◆ **Task to complete**:
Where a line contains the word "ROCK", copy that line in full.

◆ **Supplied material**:
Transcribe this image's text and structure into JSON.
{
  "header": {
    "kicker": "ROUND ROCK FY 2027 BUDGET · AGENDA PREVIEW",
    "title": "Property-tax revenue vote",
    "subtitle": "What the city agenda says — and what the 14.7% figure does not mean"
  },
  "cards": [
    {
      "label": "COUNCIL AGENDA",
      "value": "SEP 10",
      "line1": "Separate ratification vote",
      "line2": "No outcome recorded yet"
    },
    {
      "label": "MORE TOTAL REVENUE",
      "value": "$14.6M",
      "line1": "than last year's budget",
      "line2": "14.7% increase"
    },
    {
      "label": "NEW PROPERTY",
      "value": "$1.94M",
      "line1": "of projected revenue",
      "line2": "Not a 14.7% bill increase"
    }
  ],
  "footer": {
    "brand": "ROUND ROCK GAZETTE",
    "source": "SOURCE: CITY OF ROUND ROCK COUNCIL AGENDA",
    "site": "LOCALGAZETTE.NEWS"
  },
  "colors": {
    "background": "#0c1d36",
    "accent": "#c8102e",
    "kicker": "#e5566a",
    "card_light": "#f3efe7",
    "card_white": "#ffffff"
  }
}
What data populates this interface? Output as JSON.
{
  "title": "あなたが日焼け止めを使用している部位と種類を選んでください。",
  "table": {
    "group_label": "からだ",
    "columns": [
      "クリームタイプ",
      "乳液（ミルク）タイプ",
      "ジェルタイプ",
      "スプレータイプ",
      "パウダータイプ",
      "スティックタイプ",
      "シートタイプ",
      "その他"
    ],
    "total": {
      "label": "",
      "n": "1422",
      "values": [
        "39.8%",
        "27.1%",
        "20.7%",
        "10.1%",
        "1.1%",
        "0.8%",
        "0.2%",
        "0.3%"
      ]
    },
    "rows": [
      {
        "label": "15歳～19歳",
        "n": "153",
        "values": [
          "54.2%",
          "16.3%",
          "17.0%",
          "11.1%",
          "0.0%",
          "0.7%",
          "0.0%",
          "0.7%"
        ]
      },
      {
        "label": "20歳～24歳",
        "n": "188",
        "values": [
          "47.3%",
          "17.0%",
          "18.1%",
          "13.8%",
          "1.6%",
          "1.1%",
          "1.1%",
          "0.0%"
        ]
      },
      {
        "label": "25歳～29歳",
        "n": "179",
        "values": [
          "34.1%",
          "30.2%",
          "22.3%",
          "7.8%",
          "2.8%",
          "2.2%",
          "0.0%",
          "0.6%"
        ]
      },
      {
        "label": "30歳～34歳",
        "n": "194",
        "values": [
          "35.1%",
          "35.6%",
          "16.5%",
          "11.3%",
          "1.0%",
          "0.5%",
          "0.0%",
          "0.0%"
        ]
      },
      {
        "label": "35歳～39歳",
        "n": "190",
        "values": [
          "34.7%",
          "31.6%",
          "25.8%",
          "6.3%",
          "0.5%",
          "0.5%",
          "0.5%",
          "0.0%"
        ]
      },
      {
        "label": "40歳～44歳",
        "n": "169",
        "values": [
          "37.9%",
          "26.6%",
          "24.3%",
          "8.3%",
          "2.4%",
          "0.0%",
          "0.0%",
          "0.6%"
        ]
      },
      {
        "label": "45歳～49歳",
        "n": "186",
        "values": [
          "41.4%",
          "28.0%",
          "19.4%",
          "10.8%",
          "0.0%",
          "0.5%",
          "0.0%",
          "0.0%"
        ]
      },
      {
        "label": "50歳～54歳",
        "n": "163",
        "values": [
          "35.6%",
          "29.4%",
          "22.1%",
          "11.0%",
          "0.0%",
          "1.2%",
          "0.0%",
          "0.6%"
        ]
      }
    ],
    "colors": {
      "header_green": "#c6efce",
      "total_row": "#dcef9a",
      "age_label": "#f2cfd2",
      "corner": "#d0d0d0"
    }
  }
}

◆ **The result**:
    "kicker": "ROUND ROCK FY 2027 BUDGET · AGENDA PREVIEW",
    "brand": "ROUND ROCK GAZETTE",
    "source": "SOURCE: CITY OF ROUND ROCK COUNCIL AGENDA",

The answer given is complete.